(Stored data)
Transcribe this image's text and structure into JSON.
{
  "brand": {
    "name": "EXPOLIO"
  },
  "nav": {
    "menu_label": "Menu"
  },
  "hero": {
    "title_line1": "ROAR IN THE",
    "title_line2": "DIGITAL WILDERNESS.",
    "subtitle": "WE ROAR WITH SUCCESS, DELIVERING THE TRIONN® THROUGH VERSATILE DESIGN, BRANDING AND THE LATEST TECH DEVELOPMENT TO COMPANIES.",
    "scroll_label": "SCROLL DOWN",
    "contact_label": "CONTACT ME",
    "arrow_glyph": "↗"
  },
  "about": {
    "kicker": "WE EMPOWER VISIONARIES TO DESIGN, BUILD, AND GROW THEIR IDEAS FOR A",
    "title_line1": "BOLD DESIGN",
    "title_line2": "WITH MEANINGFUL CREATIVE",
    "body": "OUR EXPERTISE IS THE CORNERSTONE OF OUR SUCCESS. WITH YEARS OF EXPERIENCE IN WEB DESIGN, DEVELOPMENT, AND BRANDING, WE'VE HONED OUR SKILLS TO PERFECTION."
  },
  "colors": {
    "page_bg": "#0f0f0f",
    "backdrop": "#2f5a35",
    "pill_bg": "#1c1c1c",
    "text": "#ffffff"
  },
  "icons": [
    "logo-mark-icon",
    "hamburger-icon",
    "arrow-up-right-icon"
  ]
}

> [YOUR OBJECTIVE] Please give back all of the records exactly as written.

> [TASK OUTPUT]
Transcribe this image's text and structure into JSON.
{
  "brand": {
    "name": "EXPOLIO"
  },
  "nav": {
    "menu_label": "Menu"
  },
  "hero": {
    "title_line1": "ROAR IN THE",
    "title_line2": "DIGITAL WILDERNESS.",
    "subtitle": "WE ROAR WITH SUCCESS, DELIVERING THE TRIONN® THROUGH VERSATILE DESIGN, BRANDING AND THE LATEST TECH DEVELOPMENT TO COMPANIES.",
    "scroll_label": "SCROLL DOWN",
    "contact_label": "CONTACT ME",
    "arrow_glyph": "↗"
  },
  "about": {
    "kicker": "WE EMPOWER VISIONARIES TO DESIGN, BUILD, AND GROW THEIR IDEAS FOR A",
    "title_line1": "BOLD DESIGN",
    "title_line2": "WITH MEANINGFUL CREATIVE",
    "body": "OUR EXPERTISE IS THE CORNERSTONE OF OUR SUCCESS. WITH YEARS OF EXPERIENCE IN WEB DESIGN, DEVELOPMENT, AND BRANDING, WE'VE HONED OUR SKILLS TO PERFECTION."
  },
  "colors": {
    "page_bg": "#0f0f0f",
    "backdrop": "#2f5a35",
    "pill_bg": "#1c1c1c",
    "text": "#ffffff"
  },
  "icons": [
    "logo-mark-icon",
    "hamburger-icon",
    "arrow-up-right-icon"
  ]
}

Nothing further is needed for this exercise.